-- Instructions to follow --
Look through the material below for "will". Copy every line that contains it.
- - - -
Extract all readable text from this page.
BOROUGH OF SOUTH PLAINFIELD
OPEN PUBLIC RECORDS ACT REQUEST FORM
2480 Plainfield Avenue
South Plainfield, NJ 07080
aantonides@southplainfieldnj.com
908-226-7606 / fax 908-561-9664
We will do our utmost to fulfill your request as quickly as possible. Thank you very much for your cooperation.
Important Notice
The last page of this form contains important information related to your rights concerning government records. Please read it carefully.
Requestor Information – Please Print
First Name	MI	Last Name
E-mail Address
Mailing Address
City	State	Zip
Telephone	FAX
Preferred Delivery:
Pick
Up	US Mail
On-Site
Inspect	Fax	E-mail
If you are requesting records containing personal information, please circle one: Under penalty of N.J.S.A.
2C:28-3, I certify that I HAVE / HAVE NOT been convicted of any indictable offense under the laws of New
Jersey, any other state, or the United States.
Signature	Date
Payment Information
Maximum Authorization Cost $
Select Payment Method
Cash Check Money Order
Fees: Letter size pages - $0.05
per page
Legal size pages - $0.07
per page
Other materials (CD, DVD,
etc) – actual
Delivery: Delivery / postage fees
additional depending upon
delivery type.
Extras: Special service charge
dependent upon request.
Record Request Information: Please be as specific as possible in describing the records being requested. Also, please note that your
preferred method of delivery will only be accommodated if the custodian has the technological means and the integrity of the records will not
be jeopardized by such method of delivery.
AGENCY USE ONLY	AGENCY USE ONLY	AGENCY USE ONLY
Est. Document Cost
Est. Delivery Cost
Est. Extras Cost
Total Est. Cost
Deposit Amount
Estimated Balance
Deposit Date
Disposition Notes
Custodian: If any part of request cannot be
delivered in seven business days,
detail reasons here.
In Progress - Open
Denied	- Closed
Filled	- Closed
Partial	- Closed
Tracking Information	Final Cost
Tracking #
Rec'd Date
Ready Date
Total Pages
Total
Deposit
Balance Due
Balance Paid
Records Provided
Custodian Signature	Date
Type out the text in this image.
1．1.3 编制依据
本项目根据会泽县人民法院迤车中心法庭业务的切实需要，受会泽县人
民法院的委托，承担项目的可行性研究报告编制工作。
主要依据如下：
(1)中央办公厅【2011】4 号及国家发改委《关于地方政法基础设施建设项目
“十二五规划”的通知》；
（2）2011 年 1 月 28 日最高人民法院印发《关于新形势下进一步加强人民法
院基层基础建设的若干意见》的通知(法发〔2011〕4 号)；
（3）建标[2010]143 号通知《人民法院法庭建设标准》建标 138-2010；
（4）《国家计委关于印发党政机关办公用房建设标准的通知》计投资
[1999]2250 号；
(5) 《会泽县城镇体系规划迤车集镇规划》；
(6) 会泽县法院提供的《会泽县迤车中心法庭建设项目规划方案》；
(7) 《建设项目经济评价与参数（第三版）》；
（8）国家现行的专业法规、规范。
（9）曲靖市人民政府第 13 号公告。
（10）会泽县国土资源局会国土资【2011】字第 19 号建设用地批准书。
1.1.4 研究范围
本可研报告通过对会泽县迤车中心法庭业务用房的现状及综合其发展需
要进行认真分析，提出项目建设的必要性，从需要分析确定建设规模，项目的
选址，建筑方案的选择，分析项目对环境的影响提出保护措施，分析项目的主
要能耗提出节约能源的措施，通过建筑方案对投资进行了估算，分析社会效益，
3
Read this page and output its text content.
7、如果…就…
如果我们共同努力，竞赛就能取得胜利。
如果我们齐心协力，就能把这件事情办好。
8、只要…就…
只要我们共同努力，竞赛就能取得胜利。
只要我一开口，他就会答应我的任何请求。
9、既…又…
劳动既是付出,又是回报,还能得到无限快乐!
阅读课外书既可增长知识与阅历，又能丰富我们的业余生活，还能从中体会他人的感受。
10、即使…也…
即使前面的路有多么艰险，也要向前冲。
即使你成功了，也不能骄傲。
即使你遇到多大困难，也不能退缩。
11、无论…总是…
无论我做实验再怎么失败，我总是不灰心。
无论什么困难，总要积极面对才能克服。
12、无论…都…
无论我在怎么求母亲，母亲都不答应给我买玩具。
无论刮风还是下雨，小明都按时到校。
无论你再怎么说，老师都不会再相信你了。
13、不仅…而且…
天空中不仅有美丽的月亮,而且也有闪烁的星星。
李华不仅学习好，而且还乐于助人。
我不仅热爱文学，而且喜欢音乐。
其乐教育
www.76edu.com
- - - -
-- Exercise output --
We will do our utmost to fulfill your request as quickly as possible. Thank you very much for your cooperation.
preferred method of delivery will only be accommodated if the custodian has the technological means and the integrity of the records will not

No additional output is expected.